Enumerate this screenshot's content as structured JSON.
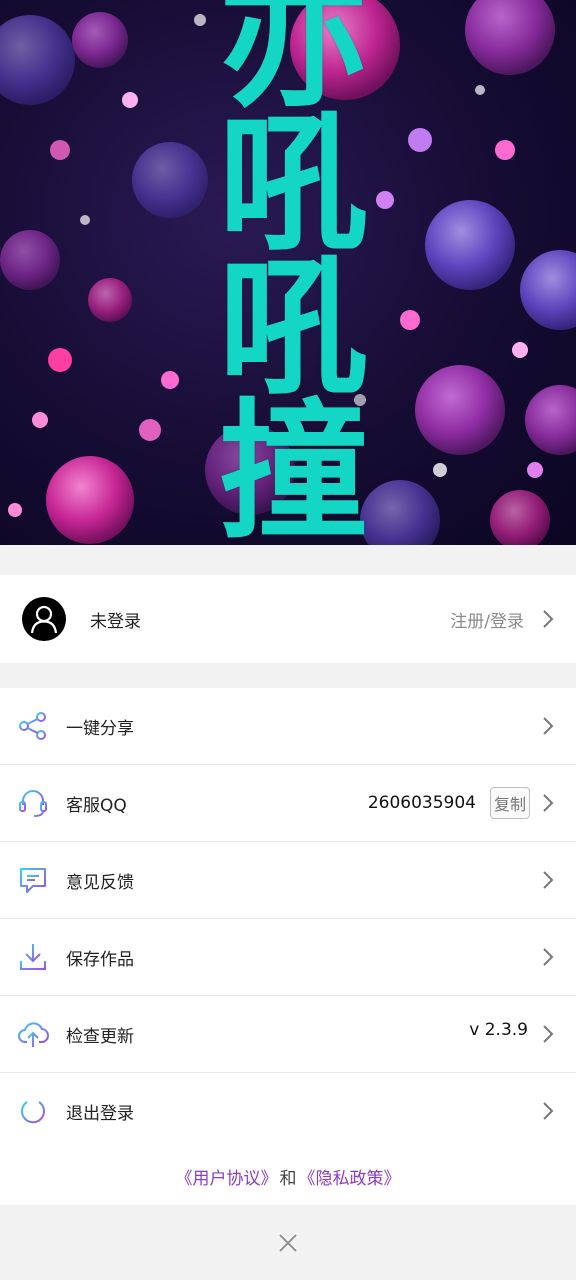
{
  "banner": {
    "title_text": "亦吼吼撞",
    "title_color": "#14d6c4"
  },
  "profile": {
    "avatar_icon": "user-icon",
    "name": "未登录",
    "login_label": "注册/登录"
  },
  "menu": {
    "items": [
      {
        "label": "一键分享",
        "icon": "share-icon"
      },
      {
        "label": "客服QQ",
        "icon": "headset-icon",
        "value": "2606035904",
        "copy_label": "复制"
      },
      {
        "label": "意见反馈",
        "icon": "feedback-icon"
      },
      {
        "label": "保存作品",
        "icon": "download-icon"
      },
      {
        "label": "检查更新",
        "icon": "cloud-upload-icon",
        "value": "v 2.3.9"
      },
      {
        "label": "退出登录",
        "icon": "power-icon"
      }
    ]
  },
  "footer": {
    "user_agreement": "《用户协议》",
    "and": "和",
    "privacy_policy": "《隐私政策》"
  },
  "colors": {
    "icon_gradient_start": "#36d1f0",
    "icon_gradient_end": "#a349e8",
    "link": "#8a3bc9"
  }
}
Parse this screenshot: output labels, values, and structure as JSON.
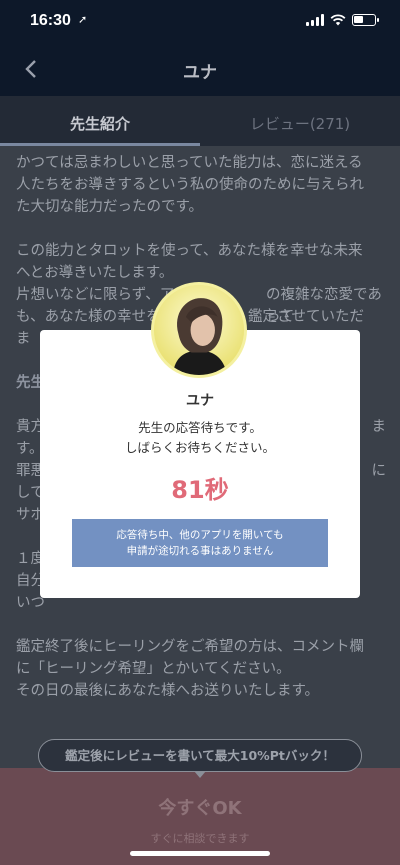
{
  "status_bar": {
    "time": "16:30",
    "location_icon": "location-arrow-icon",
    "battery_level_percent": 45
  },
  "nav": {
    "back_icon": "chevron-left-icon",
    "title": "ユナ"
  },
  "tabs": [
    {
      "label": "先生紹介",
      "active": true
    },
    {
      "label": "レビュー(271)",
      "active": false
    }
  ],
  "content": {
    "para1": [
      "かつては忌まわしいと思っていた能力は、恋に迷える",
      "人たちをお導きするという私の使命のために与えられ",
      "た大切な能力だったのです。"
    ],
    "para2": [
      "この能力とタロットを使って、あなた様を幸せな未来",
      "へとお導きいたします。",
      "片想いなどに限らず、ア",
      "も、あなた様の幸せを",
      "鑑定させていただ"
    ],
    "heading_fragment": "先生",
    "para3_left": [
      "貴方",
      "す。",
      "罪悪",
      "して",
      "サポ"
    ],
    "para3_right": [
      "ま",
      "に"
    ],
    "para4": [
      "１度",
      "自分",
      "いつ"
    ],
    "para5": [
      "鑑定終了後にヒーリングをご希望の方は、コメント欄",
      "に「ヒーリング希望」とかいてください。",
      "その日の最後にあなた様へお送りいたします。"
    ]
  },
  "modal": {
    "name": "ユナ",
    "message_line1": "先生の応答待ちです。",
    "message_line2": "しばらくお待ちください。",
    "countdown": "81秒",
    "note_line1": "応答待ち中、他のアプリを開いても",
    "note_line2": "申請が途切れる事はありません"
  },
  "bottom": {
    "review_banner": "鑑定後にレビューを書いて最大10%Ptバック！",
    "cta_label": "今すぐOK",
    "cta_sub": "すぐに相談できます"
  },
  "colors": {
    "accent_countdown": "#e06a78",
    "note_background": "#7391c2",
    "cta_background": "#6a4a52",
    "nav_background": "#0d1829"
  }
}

━━━━━━━━━━

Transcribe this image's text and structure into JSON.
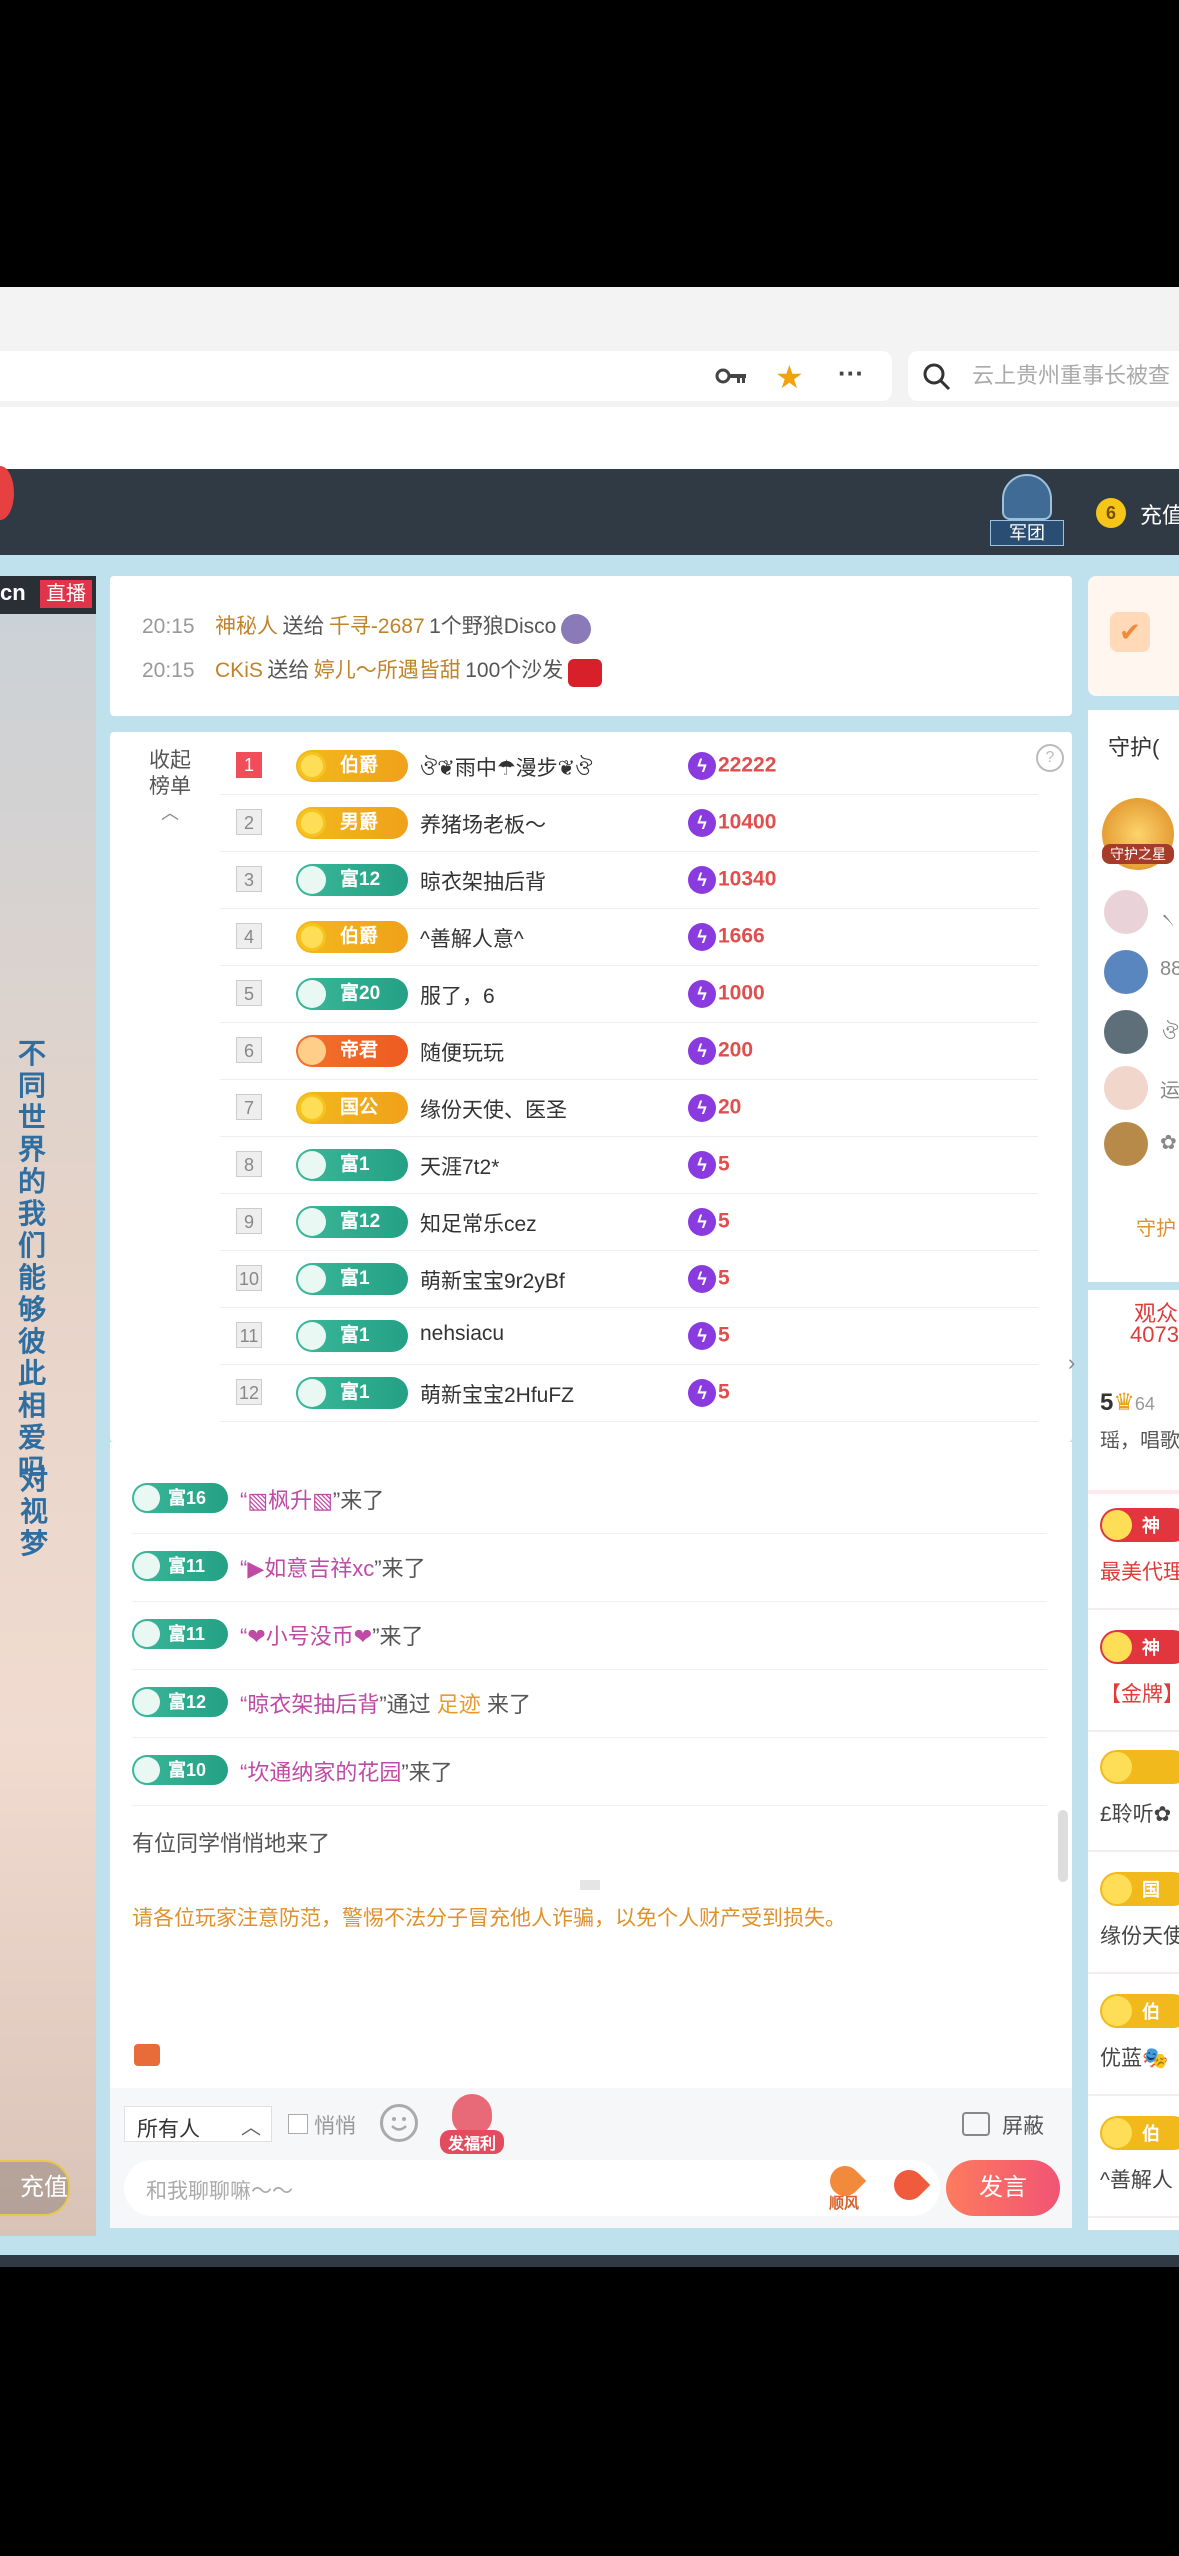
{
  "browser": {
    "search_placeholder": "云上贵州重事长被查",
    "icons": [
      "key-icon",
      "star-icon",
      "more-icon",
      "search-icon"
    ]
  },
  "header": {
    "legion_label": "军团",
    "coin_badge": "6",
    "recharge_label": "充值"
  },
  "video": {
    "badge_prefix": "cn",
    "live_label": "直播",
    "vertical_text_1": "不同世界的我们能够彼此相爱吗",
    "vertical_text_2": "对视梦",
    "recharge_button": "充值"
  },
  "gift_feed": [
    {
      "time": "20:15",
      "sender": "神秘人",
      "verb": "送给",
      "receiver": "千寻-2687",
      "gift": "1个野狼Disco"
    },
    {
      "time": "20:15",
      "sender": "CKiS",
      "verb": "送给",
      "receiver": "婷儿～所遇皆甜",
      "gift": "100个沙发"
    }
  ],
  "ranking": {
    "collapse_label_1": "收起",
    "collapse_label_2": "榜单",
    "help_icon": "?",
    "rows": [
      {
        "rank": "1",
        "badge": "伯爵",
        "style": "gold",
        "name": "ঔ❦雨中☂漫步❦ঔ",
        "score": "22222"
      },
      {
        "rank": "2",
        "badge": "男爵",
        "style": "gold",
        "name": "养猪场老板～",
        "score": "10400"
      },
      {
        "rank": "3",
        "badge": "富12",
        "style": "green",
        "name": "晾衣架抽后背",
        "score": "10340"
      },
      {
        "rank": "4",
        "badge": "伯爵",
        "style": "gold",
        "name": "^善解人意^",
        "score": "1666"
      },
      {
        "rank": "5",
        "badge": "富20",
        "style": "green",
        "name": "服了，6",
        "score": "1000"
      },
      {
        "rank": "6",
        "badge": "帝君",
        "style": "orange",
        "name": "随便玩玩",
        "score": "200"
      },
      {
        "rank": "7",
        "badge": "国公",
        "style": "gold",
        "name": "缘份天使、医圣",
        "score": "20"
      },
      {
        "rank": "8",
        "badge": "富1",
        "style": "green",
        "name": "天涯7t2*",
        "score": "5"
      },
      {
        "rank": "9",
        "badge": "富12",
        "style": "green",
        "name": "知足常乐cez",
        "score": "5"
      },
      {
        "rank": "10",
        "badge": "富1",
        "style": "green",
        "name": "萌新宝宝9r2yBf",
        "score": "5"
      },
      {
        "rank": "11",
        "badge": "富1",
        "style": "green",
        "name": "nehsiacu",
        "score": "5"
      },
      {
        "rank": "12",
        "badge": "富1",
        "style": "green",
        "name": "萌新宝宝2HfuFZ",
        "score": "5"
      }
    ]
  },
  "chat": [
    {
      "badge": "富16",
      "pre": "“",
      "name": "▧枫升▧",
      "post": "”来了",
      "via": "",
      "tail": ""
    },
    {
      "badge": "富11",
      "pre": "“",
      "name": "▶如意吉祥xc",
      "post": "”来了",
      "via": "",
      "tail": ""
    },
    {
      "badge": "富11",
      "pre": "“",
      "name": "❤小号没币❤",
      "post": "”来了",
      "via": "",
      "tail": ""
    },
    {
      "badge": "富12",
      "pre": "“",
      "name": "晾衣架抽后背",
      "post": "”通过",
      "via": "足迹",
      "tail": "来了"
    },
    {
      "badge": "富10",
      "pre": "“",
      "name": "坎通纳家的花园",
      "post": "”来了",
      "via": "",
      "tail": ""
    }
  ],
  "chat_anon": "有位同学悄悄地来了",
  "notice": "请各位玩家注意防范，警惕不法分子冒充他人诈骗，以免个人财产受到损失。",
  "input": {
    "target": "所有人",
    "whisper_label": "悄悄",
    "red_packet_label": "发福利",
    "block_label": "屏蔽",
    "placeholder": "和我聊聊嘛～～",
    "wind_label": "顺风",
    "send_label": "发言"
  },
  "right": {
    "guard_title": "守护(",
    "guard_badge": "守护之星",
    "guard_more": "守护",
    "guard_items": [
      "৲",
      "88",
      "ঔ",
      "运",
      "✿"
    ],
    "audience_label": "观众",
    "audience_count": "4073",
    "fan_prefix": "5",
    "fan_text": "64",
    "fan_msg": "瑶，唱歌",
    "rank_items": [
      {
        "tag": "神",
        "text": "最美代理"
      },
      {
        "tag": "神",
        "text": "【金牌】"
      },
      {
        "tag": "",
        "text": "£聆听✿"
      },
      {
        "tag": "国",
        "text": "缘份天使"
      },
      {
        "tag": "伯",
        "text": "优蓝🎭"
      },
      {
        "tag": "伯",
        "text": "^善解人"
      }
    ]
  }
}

━━━━━━━━━━

- The request: Look through the material above and pick out each line holding the word "JSON".

- Solution for this exercise:
Enumerate this screenshot's content as structured JSON.
Parse this screenshot: output labels, values, and structure as JSON.
Transcribe this image's text and structure into JSON.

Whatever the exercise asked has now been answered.